[Raw records]
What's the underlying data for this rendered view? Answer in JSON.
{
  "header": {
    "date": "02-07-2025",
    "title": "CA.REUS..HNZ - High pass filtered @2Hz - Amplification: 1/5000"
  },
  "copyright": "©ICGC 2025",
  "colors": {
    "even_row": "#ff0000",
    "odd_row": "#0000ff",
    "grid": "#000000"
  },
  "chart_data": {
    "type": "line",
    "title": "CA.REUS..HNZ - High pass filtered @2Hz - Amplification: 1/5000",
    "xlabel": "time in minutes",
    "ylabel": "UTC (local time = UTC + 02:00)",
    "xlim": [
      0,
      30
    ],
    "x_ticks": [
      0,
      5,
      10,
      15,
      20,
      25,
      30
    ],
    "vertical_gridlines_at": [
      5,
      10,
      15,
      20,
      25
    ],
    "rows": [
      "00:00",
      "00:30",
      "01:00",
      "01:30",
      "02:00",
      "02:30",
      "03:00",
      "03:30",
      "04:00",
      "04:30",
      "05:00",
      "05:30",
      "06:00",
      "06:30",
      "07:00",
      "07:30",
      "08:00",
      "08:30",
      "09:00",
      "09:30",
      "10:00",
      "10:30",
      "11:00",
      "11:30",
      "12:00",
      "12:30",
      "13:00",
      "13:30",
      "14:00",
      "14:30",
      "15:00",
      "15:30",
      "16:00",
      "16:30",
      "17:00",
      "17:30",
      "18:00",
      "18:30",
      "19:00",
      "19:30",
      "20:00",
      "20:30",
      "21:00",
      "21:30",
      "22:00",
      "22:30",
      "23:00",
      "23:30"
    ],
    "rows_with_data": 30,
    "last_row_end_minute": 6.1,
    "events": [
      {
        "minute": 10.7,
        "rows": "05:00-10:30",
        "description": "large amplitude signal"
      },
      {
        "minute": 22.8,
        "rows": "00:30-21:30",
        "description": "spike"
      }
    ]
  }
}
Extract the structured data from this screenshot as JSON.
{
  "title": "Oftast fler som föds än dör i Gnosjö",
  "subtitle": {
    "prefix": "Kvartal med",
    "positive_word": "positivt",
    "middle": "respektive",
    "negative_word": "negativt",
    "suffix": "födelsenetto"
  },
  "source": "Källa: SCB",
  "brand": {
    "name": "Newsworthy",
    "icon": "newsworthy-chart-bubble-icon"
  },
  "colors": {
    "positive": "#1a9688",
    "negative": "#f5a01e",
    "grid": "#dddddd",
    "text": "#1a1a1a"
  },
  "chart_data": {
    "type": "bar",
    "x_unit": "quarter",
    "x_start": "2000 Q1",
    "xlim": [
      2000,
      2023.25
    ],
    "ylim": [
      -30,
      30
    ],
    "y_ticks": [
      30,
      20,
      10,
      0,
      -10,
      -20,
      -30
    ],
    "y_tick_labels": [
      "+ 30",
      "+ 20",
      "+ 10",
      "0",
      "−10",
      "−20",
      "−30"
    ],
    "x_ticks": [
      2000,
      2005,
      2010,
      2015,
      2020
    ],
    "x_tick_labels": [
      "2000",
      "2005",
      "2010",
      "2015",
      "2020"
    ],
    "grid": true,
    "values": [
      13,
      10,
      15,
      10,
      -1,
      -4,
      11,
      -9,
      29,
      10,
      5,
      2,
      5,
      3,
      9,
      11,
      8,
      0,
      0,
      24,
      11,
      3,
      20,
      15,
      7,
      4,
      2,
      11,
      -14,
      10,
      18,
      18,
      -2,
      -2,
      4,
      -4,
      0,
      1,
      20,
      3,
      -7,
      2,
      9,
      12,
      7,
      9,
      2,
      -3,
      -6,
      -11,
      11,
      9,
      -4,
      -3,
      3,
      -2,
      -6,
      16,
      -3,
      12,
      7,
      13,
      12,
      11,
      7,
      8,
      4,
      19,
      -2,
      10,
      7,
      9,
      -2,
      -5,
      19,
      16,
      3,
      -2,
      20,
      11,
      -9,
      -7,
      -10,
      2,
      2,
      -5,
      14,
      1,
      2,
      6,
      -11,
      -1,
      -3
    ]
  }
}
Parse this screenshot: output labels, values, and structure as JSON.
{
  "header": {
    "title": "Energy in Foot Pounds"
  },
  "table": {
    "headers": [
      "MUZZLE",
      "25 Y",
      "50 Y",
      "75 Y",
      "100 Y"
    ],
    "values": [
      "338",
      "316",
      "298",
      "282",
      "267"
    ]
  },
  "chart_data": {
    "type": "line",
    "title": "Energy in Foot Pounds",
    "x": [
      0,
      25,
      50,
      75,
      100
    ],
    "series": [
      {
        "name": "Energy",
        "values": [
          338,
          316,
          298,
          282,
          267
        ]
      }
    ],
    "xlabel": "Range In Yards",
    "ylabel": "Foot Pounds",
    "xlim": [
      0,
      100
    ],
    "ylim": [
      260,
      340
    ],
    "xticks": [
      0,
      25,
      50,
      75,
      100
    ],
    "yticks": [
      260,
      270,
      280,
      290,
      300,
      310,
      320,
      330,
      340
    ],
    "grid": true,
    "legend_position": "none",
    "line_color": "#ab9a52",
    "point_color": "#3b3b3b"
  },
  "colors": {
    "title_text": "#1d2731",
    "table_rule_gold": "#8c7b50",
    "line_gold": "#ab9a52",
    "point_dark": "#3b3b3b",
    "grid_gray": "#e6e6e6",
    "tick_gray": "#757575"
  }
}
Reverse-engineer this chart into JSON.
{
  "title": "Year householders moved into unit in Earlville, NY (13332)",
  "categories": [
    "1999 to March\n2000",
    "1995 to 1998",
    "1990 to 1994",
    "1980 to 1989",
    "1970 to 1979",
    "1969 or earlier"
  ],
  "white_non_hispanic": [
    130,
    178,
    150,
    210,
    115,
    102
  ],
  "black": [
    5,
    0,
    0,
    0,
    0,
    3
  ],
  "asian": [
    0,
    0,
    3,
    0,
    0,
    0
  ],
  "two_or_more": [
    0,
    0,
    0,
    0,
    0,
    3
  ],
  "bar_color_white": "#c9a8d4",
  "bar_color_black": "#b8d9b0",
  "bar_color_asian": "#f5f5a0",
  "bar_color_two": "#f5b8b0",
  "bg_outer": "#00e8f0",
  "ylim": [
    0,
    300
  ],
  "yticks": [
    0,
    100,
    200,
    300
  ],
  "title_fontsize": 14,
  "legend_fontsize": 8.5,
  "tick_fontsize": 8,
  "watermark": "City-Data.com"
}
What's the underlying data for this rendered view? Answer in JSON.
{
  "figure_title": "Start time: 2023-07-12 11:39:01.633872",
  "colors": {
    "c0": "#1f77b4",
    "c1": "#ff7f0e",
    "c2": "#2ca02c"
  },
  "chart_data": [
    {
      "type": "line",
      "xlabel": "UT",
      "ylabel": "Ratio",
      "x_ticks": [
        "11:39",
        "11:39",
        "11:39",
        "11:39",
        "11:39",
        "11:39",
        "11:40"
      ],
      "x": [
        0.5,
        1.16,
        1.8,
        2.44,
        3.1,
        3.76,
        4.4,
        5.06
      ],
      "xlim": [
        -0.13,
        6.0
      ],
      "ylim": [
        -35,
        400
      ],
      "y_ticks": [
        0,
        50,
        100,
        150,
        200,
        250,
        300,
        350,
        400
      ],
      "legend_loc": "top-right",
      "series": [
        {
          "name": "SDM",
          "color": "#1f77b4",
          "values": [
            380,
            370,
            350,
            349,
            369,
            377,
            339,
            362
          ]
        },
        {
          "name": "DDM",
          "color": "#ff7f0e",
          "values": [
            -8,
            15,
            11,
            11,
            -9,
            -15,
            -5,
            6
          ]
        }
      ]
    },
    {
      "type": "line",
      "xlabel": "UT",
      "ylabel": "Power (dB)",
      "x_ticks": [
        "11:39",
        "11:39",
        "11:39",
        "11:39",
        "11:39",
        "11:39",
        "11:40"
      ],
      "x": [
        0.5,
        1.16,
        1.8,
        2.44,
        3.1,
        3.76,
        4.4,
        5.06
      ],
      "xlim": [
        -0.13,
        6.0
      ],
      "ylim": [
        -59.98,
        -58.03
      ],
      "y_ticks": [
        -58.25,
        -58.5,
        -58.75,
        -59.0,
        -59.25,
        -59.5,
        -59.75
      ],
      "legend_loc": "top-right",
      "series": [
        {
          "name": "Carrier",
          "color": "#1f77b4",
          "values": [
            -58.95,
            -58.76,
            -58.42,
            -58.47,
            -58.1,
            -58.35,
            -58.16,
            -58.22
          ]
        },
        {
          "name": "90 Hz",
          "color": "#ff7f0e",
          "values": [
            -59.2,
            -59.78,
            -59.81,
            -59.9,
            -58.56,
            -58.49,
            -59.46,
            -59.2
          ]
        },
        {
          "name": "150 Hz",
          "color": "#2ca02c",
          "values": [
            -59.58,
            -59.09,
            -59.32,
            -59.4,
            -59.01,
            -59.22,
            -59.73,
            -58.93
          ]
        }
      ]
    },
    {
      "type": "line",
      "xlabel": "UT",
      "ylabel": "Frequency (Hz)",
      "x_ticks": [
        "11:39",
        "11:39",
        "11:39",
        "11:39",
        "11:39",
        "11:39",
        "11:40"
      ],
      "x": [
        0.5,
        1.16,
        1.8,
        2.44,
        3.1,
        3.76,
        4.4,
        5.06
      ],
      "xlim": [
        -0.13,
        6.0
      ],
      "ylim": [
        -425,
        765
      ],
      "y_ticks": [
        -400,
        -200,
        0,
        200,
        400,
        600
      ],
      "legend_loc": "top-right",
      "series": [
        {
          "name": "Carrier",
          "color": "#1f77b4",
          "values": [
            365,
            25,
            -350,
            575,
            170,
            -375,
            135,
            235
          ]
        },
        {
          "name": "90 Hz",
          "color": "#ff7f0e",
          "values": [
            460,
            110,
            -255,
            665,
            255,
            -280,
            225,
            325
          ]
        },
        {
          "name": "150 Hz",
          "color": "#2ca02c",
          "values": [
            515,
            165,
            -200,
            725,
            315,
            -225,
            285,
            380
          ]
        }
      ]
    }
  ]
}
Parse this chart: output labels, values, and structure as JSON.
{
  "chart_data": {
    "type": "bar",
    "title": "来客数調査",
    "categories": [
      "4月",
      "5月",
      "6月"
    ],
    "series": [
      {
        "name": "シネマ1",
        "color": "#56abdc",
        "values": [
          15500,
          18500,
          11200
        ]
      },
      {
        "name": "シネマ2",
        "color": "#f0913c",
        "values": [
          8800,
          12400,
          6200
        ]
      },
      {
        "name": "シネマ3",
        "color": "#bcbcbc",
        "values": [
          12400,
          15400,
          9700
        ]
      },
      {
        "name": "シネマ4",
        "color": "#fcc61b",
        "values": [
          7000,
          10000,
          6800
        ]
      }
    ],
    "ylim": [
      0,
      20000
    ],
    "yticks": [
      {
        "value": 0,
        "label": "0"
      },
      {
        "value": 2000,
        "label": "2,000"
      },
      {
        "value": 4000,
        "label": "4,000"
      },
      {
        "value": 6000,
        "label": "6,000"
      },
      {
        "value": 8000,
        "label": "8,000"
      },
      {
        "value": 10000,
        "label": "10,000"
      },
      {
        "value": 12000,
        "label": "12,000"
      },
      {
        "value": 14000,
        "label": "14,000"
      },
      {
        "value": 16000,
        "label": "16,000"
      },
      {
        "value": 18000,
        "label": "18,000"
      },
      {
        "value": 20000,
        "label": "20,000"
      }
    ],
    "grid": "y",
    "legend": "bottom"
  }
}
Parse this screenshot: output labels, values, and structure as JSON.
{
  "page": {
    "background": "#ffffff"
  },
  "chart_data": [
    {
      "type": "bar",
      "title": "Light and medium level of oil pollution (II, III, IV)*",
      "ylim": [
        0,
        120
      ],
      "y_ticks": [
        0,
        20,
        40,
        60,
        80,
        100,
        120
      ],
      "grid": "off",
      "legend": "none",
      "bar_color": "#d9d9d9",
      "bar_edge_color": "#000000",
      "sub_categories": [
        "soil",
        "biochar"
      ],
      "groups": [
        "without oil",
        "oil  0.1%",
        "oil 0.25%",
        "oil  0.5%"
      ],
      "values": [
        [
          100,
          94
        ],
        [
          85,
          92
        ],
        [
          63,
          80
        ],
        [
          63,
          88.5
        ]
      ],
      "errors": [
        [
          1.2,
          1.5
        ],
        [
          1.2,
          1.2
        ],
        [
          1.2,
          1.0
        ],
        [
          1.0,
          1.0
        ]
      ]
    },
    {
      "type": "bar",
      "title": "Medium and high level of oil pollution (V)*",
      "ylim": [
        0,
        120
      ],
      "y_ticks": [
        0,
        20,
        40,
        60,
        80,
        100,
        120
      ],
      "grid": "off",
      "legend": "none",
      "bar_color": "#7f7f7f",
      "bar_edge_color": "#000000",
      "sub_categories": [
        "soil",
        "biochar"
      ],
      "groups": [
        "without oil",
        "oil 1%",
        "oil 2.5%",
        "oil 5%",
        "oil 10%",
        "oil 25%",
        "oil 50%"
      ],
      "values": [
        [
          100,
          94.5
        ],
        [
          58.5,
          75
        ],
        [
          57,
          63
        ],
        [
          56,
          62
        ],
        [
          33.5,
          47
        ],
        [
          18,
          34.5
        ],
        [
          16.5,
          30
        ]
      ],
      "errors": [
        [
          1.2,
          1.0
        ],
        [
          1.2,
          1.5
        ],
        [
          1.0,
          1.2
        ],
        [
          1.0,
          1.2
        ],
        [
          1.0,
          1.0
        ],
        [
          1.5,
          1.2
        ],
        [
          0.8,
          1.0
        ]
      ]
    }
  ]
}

*Exercise requirements*:
Return each line where "pollution" shows up.

*Full response*:
      "title": "Light and medium level of oil pollution (II, III, IV)*",
      "title": "Medium and high level of oil pollution (V)*",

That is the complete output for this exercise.